Data entries
>> START

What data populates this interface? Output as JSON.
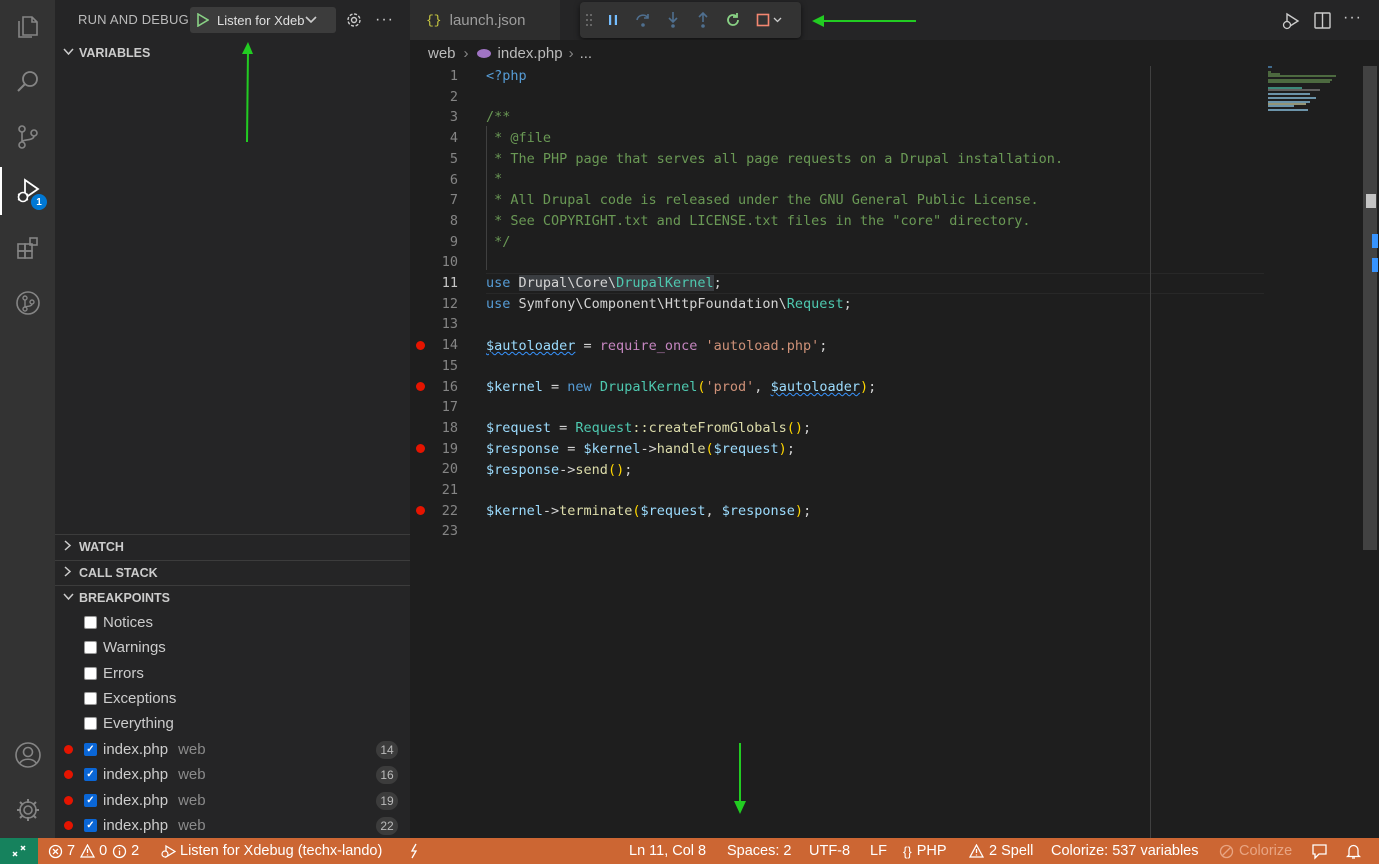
{
  "sidebar": {
    "title": "RUN AND DEBUG",
    "launch_config": "Listen for Xdebug",
    "sections": {
      "variables": "VARIABLES",
      "watch": "WATCH",
      "call_stack": "CALL STACK",
      "breakpoints": "BREAKPOINTS"
    },
    "exception_breakpoints": [
      "Notices",
      "Warnings",
      "Errors",
      "Exceptions",
      "Everything"
    ],
    "file_breakpoints": [
      {
        "file": "index.php",
        "folder": "web",
        "line": "14"
      },
      {
        "file": "index.php",
        "folder": "web",
        "line": "16"
      },
      {
        "file": "index.php",
        "folder": "web",
        "line": "19"
      },
      {
        "file": "index.php",
        "folder": "web",
        "line": "22"
      }
    ],
    "debug_badge": "1"
  },
  "tabs": {
    "launch": {
      "icon": "{}",
      "name": "launch.json"
    }
  },
  "breadcrumb": {
    "folder": "web",
    "file": "index.php",
    "more": "..."
  },
  "code": {
    "line_numbers": [
      "1",
      "2",
      "3",
      "4",
      "5",
      "6",
      "7",
      "8",
      "9",
      "10",
      "11",
      "12",
      "13",
      "14",
      "15",
      "16",
      "17",
      "18",
      "19",
      "20",
      "21",
      "22",
      "23"
    ],
    "current_line": "11",
    "l1": "<?php",
    "l3": "/**",
    "l4": " * @file",
    "l5": " * The PHP page that serves all page requests on a Drupal installation.",
    "l6": " *",
    "l7": " * All Drupal code is released under the GNU General Public License.",
    "l8": " * See COPYRIGHT.txt and LICENSE.txt files in the \"core\" directory.",
    "l9": " */",
    "use": "use",
    "l11_ns": "Drupal\\Core\\",
    "l11_cls": "DrupalKernel",
    "semi": ";",
    "l12_ns": "Symfony\\Component\\HttpFoundation\\",
    "l12_cls": "Request",
    "autoloader": "$autoloader",
    "eq": " = ",
    "require_once": "require_once",
    "autoload_str": "'autoload.php'",
    "kernel": "$kernel",
    "new": "new",
    "drupalkernel": "DrupalKernel",
    "prod": "'prod'",
    "comma": ", ",
    "request": "$request",
    "request_cls": "Request",
    "create": "::createFromGlobals",
    "response": "$response",
    "arrow": "->",
    "handle": "handle",
    "send": "send",
    "terminate": "terminate"
  },
  "status": {
    "errors": "7",
    "warnings": "0",
    "infos": "2",
    "debug_session": "Listen for Xdebug (techx-lando)",
    "position": "Ln 11, Col 8",
    "spaces": "Spaces: 2",
    "encoding": "UTF-8",
    "eol": "LF",
    "language": "PHP",
    "spell": "2 Spell",
    "colorize": "Colorize: 537 variables",
    "colorize_btn": "Colorize"
  },
  "colors": {
    "status_bar": "#cc6633",
    "breakpoint": "#e51400",
    "annotation_arrow": "#22cc22",
    "accent": "#0078d4"
  }
}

>> END

[TASK REQUIREMENTS] Set down every record once more, word for word, without pictures.

[TASK SOLUTION]
What data populates this interface? Output as JSON.
{
  "sidebar": {
    "title": "RUN AND DEBUG",
    "launch_config": "Listen for Xdebug",
    "sections": {
      "variables": "VARIABLES",
      "watch": "WATCH",
      "call_stack": "CALL STACK",
      "breakpoints": "BREAKPOINTS"
    },
    "exception_breakpoints": [
      "Notices",
      "Warnings",
      "Errors",
      "Exceptions",
      "Everything"
    ],
    "file_breakpoints": [
      {
        "file": "index.php",
        "folder": "web",
        "line": "14"
      },
      {
        "file": "index.php",
        "folder": "web",
        "line": "16"
      },
      {
        "file": "index.php",
        "folder": "web",
        "line": "19"
      },
      {
        "file": "index.php",
        "folder": "web",
        "line": "22"
      }
    ],
    "debug_badge": "1"
  },
  "tabs": {
    "launch": {
      "icon": "{}",
      "name": "launch.json"
    }
  },
  "breadcrumb": {
    "folder": "web",
    "file": "index.php",
    "more": "..."
  },
  "code": {
    "line_numbers": [
      "1",
      "2",
      "3",
      "4",
      "5",
      "6",
      "7",
      "8",
      "9",
      "10",
      "11",
      "12",
      "13",
      "14",
      "15",
      "16",
      "17",
      "18",
      "19",
      "20",
      "21",
      "22",
      "23"
    ],
    "current_line": "11",
    "l1": "<?php",
    "l3": "/**",
    "l4": " * @file",
    "l5": " * The PHP page that serves all page requests on a Drupal installation.",
    "l6": " *",
    "l7": " * All Drupal code is released under the GNU General Public License.",
    "l8": " * See COPYRIGHT.txt and LICENSE.txt files in the \"core\" directory.",
    "l9": " */",
    "use": "use",
    "l11_ns": "Drupal\\Core\\",
    "l11_cls": "DrupalKernel",
    "semi": ";",
    "l12_ns": "Symfony\\Component\\HttpFoundation\\",
    "l12_cls": "Request",
    "autoloader": "$autoloader",
    "eq": " = ",
    "require_once": "require_once",
    "autoload_str": "'autoload.php'",
    "kernel": "$kernel",
    "new": "new",
    "drupalkernel": "DrupalKernel",
    "prod": "'prod'",
    "comma": ", ",
    "request": "$request",
    "request_cls": "Request",
    "create": "::createFromGlobals",
    "response": "$response",
    "arrow": "->",
    "handle": "handle",
    "send": "send",
    "terminate": "terminate"
  },
  "status": {
    "errors": "7",
    "warnings": "0",
    "infos": "2",
    "debug_session": "Listen for Xdebug (techx-lando)",
    "position": "Ln 11, Col 8",
    "spaces": "Spaces: 2",
    "encoding": "UTF-8",
    "eol": "LF",
    "language": "PHP",
    "spell": "2 Spell",
    "colorize": "Colorize: 537 variables",
    "colorize_btn": "Colorize"
  },
  "colors": {
    "status_bar": "#cc6633",
    "breakpoint": "#e51400",
    "annotation_arrow": "#22cc22",
    "accent": "#0078d4"
  }
}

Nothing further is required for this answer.